## Exercise objective
Output every record word for word.

## Rows
- - -

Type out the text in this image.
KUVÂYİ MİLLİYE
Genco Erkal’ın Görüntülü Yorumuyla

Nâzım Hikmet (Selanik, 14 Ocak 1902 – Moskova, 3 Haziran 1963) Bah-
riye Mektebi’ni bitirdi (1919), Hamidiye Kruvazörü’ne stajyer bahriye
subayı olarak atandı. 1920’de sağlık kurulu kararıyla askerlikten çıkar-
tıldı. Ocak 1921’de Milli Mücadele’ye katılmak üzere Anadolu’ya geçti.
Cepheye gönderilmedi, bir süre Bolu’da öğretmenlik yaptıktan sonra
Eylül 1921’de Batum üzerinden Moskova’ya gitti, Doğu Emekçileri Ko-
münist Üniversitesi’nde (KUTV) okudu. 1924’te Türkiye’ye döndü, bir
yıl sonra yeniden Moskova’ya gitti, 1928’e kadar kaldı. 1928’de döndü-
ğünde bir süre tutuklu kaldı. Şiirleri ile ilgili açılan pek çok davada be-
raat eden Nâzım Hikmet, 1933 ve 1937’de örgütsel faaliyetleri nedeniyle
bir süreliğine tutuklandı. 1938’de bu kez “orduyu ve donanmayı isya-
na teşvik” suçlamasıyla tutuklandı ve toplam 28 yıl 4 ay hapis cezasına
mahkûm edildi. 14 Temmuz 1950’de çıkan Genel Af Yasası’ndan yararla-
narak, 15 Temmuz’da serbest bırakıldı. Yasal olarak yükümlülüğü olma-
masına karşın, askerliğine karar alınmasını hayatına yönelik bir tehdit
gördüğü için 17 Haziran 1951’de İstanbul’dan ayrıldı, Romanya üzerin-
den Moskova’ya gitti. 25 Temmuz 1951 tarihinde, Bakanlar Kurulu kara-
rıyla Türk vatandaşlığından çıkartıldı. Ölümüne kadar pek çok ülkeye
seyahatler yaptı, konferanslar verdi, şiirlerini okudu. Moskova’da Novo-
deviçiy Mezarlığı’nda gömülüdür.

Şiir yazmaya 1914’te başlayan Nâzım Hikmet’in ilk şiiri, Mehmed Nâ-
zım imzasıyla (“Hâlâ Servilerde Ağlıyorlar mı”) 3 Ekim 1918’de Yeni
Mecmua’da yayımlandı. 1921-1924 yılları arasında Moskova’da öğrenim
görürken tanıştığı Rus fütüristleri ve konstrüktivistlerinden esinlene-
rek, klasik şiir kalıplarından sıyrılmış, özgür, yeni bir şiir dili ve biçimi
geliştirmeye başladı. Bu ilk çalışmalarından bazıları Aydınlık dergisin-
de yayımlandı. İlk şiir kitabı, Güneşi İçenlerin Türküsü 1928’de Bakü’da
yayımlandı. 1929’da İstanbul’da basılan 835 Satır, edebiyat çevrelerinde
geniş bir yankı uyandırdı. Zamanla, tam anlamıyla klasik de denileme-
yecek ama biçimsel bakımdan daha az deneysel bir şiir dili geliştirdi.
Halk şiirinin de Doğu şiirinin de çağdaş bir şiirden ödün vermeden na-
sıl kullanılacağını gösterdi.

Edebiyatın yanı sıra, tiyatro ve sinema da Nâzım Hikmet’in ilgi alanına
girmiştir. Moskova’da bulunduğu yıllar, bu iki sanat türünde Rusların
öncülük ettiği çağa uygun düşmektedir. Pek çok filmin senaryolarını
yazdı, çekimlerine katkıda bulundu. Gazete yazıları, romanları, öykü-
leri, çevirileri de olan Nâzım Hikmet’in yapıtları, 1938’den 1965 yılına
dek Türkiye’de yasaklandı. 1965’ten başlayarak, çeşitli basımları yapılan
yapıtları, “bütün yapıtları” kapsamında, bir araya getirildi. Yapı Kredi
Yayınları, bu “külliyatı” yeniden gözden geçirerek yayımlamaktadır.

- - -

## Exercise response
Type out the text in this image.
KUVÂYİ MİLLİYE
Genco Erkal’ın Görüntülü Yorumuyla

Nâzım Hikmet (Selanik, 14 Ocak 1902 – Moskova, 3 Haziran 1963) Bah-
riye Mektebi’ni bitirdi (1919), Hamidiye Kruvazörü’ne stajyer bahriye
subayı olarak atandı. 1920’de sağlık kurulu kararıyla askerlikten çıkar-
tıldı. Ocak 1921’de Milli Mücadele’ye katılmak üzere Anadolu’ya geçti.
Cepheye gönderilmedi, bir süre Bolu’da öğretmenlik yaptıktan sonra
Eylül 1921’de Batum üzerinden Moskova’ya gitti, Doğu Emekçileri Ko-
münist Üniversitesi’nde (KUTV) okudu. 1924’te Türkiye’ye döndü, bir
yıl sonra yeniden Moskova’ya gitti, 1928’e kadar kaldı. 1928’de döndü-
ğünde bir süre tutuklu kaldı. Şiirleri ile ilgili açılan pek çok davada be-
raat eden Nâzım Hikmet, 1933 ve 1937’de örgütsel faaliyetleri nedeniyle
bir süreliğine tutuklandı. 1938’de bu kez “orduyu ve donanmayı isya-
na teşvik” suçlamasıyla tutuklandı ve toplam 28 yıl 4 ay hapis cezasına
mahkûm edildi. 14 Temmuz 1950’de çıkan Genel Af Yasası’ndan yararla-
narak, 15 Temmuz’da serbest bırakıldı. Yasal olarak yükümlülüğü olma-
masına karşın, askerliğine karar alınmasını hayatına yönelik bir tehdit
gördüğü için 17 Haziran 1951’de İstanbul’dan ayrıldı, Romanya üzerin-
den Moskova’ya gitti. 25 Temmuz 1951 tarihinde, Bakanlar Kurulu kara-
rıyla Türk vatandaşlığından çıkartıldı. Ölümüne kadar pek çok ülkeye
seyahatler yaptı, konferanslar verdi, şiirlerini okudu. Moskova’da Novo-
deviçiy Mezarlığı’nda gömülüdür.

Şiir yazmaya 1914’te başlayan Nâzım Hikmet’in ilk şiiri, Mehmed Nâ-
zım imzasıyla (“Hâlâ Servilerde Ağlıyorlar mı”) 3 Ekim 1918’de Yeni
Mecmua’da yayımlandı. 1921-1924 yılları arasında Moskova’da öğrenim
görürken tanıştığı Rus fütüristleri ve konstrüktivistlerinden esinlene-
rek, klasik şiir kalıplarından sıyrılmış, özgür, yeni bir şiir dili ve biçimi
geliştirmeye başladı. Bu ilk çalışmalarından bazıları Aydınlık dergisin-
de yayımlandı. İlk şiir kitabı, Güneşi İçenlerin Türküsü 1928’de Bakü’da
yayımlandı. 1929’da İstanbul’da basılan 835 Satır, edebiyat çevrelerinde
geniş bir yankı uyandırdı. Zamanla, tam anlamıyla klasik de denileme-
yecek ama biçimsel bakımdan daha az deneysel bir şiir dili geliştirdi.
Halk şiirinin de Doğu şiirinin de çağdaş bir şiirden ödün vermeden na-
sıl kullanılacağını gösterdi.

Edebiyatın yanı sıra, tiyatro ve sinema da Nâzım Hikmet’in ilgi alanına
girmiştir. Moskova’da bulunduğu yıllar, bu iki sanat türünde Rusların
öncülük ettiği çağa uygun düşmektedir. Pek çok filmin senaryolarını
yazdı, çekimlerine katkıda bulundu. Gazete yazıları, romanları, öykü-
leri, çevirileri de olan Nâzım Hikmet’in yapıtları, 1938’den 1965 yılına
dek Türkiye’de yasaklandı. 1965’ten başlayarak, çeşitli basımları yapılan
yapıtları, “bütün yapıtları” kapsamında, bir araya getirildi. Yapı Kredi
Yayınları, bu “külliyatı” yeniden gözden geçirerek yayımlamaktadır.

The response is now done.